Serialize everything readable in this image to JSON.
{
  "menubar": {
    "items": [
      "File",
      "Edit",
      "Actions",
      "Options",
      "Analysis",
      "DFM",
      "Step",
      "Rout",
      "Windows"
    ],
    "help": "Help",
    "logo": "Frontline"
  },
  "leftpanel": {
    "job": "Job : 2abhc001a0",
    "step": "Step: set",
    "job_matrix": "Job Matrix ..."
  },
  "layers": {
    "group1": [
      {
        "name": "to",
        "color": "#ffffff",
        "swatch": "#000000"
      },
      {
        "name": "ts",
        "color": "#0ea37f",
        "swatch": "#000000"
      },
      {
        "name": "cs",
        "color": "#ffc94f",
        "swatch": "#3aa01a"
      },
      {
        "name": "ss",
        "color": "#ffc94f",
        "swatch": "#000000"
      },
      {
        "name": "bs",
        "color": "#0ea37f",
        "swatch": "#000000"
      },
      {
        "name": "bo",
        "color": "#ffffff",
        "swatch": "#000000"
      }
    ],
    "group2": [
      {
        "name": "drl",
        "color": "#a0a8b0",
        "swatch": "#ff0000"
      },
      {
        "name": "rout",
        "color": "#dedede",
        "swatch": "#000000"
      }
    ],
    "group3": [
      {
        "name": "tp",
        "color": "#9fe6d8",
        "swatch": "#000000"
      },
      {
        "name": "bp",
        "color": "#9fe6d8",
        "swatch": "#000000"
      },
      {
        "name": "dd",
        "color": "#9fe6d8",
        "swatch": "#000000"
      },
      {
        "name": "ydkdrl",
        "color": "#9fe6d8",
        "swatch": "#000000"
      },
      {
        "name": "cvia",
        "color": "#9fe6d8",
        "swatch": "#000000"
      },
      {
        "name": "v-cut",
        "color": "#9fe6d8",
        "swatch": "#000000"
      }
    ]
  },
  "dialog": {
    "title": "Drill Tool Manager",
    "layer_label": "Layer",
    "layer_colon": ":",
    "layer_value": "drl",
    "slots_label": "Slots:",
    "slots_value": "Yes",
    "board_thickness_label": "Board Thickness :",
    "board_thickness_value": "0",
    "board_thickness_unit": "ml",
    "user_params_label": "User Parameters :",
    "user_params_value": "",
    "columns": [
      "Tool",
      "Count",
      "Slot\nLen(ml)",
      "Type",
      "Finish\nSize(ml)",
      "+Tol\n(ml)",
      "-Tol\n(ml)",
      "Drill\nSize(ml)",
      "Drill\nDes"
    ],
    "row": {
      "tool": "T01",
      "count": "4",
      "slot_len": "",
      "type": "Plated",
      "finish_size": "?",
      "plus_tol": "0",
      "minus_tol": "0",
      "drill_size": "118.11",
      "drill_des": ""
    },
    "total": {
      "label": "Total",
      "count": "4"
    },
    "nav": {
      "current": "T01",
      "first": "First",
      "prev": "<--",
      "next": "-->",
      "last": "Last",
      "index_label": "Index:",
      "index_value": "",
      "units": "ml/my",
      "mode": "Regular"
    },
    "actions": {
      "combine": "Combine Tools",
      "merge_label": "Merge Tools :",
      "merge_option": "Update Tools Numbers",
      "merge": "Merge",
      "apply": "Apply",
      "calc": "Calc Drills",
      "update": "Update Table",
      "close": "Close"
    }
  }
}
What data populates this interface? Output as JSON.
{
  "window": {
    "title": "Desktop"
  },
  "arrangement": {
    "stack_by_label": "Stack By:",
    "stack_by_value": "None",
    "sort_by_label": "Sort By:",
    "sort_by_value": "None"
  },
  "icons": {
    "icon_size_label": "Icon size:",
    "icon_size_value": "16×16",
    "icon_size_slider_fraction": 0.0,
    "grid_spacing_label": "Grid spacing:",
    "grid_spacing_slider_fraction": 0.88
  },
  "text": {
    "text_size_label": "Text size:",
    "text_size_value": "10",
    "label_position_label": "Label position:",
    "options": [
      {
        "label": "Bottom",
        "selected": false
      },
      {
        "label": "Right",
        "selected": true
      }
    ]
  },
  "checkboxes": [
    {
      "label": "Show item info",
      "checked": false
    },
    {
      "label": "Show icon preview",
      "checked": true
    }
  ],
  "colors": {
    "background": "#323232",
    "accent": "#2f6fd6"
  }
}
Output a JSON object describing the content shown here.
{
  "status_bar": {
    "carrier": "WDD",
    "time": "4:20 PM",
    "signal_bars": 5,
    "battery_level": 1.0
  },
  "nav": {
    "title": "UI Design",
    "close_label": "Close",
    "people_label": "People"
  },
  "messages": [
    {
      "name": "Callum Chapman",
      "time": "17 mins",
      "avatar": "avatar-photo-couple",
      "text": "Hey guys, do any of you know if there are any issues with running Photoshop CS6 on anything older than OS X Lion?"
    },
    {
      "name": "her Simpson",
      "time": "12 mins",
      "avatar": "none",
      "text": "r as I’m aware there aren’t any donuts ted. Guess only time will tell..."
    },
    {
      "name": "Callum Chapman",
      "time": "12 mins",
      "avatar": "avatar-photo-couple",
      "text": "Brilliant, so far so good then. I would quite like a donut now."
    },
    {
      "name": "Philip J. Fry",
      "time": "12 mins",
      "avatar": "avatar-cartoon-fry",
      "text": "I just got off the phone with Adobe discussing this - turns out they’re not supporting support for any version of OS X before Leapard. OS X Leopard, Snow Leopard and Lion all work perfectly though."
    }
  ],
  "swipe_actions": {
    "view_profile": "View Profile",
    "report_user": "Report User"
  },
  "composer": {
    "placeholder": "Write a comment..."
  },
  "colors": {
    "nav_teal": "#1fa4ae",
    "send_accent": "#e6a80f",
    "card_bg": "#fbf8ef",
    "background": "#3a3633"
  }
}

==*==

■ GOAL OF THE EXERCISE ■
Starting from the line containing "Output a JSON", repeat each line through the end of the entries, exactly.

■ SOLUTION ■
Output a JSON object describing the content shown here.
{
  "status_bar": {
    "carrier": "WDD",
    "time": "4:20 PM",
    "signal_bars": 5,
    "battery_level": 1.0
  },
  "nav": {
    "title": "UI Design",
    "close_label": "Close",
    "people_label": "People"
  },
  "messages": [
    {
      "name": "Callum Chapman",
      "time": "17 mins",
      "avatar": "avatar-photo-couple",
      "text": "Hey guys, do any of you know if there are any issues with running Photoshop CS6 on anything older than OS X Lion?"
    },
    {
      "name": "her Simpson",
      "time": "12 mins",
      "avatar": "none",
      "text": "r as I’m aware there aren’t any donuts ted. Guess only time will tell..."
    },
    {
      "name": "Callum Chapman",
      "time": "12 mins",
      "avatar": "avatar-photo-couple",
      "text": "Brilliant, so far so good then. I would quite like a donut now."
    },
    {
      "name": "Philip J. Fry",
      "time": "12 mins",
      "avatar": "avatar-cartoon-fry",
      "text": "I just got off the phone with Adobe discussing this - turns out they’re not supporting support for any version of OS X before Leapard. OS X Leopard, Snow Leopard and Lion all work perfectly though."
    }
  ],
  "swipe_actions": {
    "view_profile": "View Profile",
    "report_user": "Report User"
  },
  "composer": {
    "placeholder": "Write a comment..."
  },
  "colors": {
    "nav_teal": "#1fa4ae",
    "send_accent": "#e6a80f",
    "card_bg": "#fbf8ef",
    "background": "#3a3633"
  }
}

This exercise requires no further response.